About this task:
According to the TPV abstract, which perturbation mechanisms does TPV place under a single lens?

Text excerpt:
________

TPV: Parameter Perturbations Through the Lens of Test Prediction Variance
Abstract
We introduce test prediction variance (TPV)--the first-order sensitivity of a trained model's outputs to parameter perturbations--as a unifying framework for analyzing post-training robustness. TPV is a fully label-free object whose trace form separates the geometry of the trained model from the specific perturbation mechanism, placing SGD noise, label noise, quantization, and pruning under a single lens. The resulting expressions recover the wide-minima hypothesis for SGD and quantization noise, and yield a distinct Jacobian-spectral characterization for label noise connecting label-noise TPV with benign overfitting in nonlinear networks. Theoretically, we prove that training-set TPV converges to its test-set counterpart in the overparameterized limit, irrespective of generalization performance, providing the first result that prediction variance under local parameter perturbations can be inferred from training inputs alone. Empirically, this stability holds far more broadly, including at very low widths. Further, TPV correlates well with test loss, enabling practical applications: JBR, a label-free pruning criterion derived from TPV geometry matching state-of-the-art baselines; and training-set based model selection signal for in-distribution and transfer learning scenarios. Code available at github.com/devansharpit/TPV.

________

Study material:

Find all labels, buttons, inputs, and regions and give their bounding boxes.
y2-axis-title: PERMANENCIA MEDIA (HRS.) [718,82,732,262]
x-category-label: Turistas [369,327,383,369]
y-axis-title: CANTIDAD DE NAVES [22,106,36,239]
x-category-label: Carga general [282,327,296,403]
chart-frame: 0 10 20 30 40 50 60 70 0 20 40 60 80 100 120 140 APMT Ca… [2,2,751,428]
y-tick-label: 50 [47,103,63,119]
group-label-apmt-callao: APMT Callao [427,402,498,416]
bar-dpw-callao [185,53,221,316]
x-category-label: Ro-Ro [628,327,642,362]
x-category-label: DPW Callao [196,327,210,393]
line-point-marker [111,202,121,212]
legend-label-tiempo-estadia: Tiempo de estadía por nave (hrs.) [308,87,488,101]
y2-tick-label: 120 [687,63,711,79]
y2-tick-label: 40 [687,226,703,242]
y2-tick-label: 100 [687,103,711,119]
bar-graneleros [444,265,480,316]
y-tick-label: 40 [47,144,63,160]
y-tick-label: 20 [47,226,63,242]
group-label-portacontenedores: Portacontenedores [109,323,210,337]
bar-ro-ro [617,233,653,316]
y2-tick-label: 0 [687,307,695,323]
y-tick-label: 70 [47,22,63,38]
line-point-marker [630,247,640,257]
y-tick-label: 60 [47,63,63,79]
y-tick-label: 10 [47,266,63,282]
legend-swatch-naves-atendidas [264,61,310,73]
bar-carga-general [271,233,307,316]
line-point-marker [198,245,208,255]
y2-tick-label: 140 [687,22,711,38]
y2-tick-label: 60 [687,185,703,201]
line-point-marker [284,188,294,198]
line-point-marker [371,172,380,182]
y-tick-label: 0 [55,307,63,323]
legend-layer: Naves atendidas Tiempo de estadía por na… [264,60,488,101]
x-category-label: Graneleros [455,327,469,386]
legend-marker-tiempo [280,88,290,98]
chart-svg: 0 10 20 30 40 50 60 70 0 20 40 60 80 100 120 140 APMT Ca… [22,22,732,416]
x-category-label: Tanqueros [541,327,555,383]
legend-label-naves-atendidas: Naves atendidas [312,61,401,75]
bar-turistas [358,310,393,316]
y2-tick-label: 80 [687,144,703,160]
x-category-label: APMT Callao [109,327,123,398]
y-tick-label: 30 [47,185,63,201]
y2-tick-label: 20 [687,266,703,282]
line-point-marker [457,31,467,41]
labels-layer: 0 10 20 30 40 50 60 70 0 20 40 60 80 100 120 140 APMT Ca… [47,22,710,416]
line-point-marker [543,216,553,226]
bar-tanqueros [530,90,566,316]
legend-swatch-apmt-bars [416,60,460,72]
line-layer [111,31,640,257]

________

Answer below:
SGD noise, label noise, quantization, and pruning.